* **Work to complete**: Transcribe all of the material exactly. Any picture in it should be left out.

Stored data:
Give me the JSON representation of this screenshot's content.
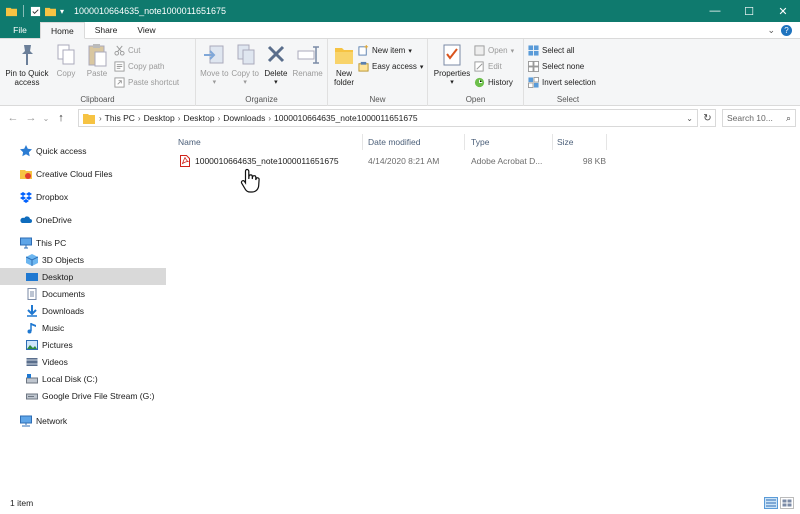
{
  "window": {
    "title": "1000010664635_note1000011651675",
    "minimize": "—",
    "maximize": "☐",
    "close": "✕"
  },
  "ribbon_tabs": [
    "File",
    "Home",
    "Share",
    "View"
  ],
  "ribbon": {
    "clipboard": {
      "label": "Clipboard",
      "pin": "Pin to Quick access",
      "copy": "Copy",
      "paste": "Paste",
      "cut": "Cut",
      "copy_path": "Copy path",
      "paste_shortcut": "Paste shortcut"
    },
    "organize": {
      "label": "Organize",
      "move_to": "Move to",
      "copy_to": "Copy to",
      "delete": "Delete",
      "rename": "Rename"
    },
    "new": {
      "label": "New",
      "new_folder": "New folder",
      "new_item": "New item",
      "easy_access": "Easy access"
    },
    "open": {
      "label": "Open",
      "properties": "Properties",
      "open": "Open",
      "edit": "Edit",
      "history": "History"
    },
    "select": {
      "label": "Select",
      "select_all": "Select all",
      "select_none": "Select none",
      "invert_selection": "Invert selection"
    }
  },
  "address": {
    "crumbs": [
      "This PC",
      "Desktop",
      "Desktop",
      "Downloads",
      "1000010664635_note1000011651675"
    ],
    "search_placeholder": "Search 10..."
  },
  "sidebar": {
    "items": [
      {
        "label": "Quick access"
      },
      {
        "label": "Creative Cloud Files"
      },
      {
        "label": "Dropbox"
      },
      {
        "label": "OneDrive"
      },
      {
        "label": "This PC"
      },
      {
        "label": "3D Objects"
      },
      {
        "label": "Desktop"
      },
      {
        "label": "Documents"
      },
      {
        "label": "Downloads"
      },
      {
        "label": "Music"
      },
      {
        "label": "Pictures"
      },
      {
        "label": "Videos"
      },
      {
        "label": "Local Disk (C:)"
      },
      {
        "label": "Google Drive File Stream (G:)"
      },
      {
        "label": "Network"
      }
    ]
  },
  "columns": {
    "name": "Name",
    "date": "Date modified",
    "type": "Type",
    "size": "Size"
  },
  "files": [
    {
      "name": "1000010664635_note1000011651675",
      "date": "4/14/2020 8:21 AM",
      "type": "Adobe Acrobat D...",
      "size": "98 KB"
    }
  ],
  "status": {
    "count": "1 item"
  },
  "colors": {
    "titlebar": "#0f7a6e",
    "selection": "#d9d9d9",
    "folder": "#f6c343",
    "pdf": "#d0241b"
  }
}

* **Exercise solution**:
Give me the JSON representation of this screenshot's content.
{
  "window": {
    "title": "1000010664635_note1000011651675",
    "minimize": "—",
    "maximize": "☐",
    "close": "✕"
  },
  "ribbon_tabs": [
    "File",
    "Home",
    "Share",
    "View"
  ],
  "ribbon": {
    "clipboard": {
      "label": "Clipboard",
      "pin": "Pin to Quick access",
      "copy": "Copy",
      "paste": "Paste",
      "cut": "Cut",
      "copy_path": "Copy path",
      "paste_shortcut": "Paste shortcut"
    },
    "organize": {
      "label": "Organize",
      "move_to": "Move to",
      "copy_to": "Copy to",
      "delete": "Delete",
      "rename": "Rename"
    },
    "new": {
      "label": "New",
      "new_folder": "New folder",
      "new_item": "New item",
      "easy_access": "Easy access"
    },
    "open": {
      "label": "Open",
      "properties": "Properties",
      "open": "Open",
      "edit": "Edit",
      "history": "History"
    },
    "select": {
      "label": "Select",
      "select_all": "Select all",
      "select_none": "Select none",
      "invert_selection": "Invert selection"
    }
  },
  "address": {
    "crumbs": [
      "This PC",
      "Desktop",
      "Desktop",
      "Downloads",
      "1000010664635_note1000011651675"
    ],
    "search_placeholder": "Search 10..."
  },
  "sidebar": {
    "items": [
      {
        "label": "Quick access"
      },
      {
        "label": "Creative Cloud Files"
      },
      {
        "label": "Dropbox"
      },
      {
        "label": "OneDrive"
      },
      {
        "label": "This PC"
      },
      {
        "label": "3D Objects"
      },
      {
        "label": "Desktop"
      },
      {
        "label": "Documents"
      },
      {
        "label": "Downloads"
      },
      {
        "label": "Music"
      },
      {
        "label": "Pictures"
      },
      {
        "label": "Videos"
      },
      {
        "label": "Local Disk (C:)"
      },
      {
        "label": "Google Drive File Stream (G:)"
      },
      {
        "label": "Network"
      }
    ]
  },
  "columns": {
    "name": "Name",
    "date": "Date modified",
    "type": "Type",
    "size": "Size"
  },
  "files": [
    {
      "name": "1000010664635_note1000011651675",
      "date": "4/14/2020 8:21 AM",
      "type": "Adobe Acrobat D...",
      "size": "98 KB"
    }
  ],
  "status": {
    "count": "1 item"
  },
  "colors": {
    "titlebar": "#0f7a6e",
    "selection": "#d9d9d9",
    "folder": "#f6c343",
    "pdf": "#d0241b"
  }
}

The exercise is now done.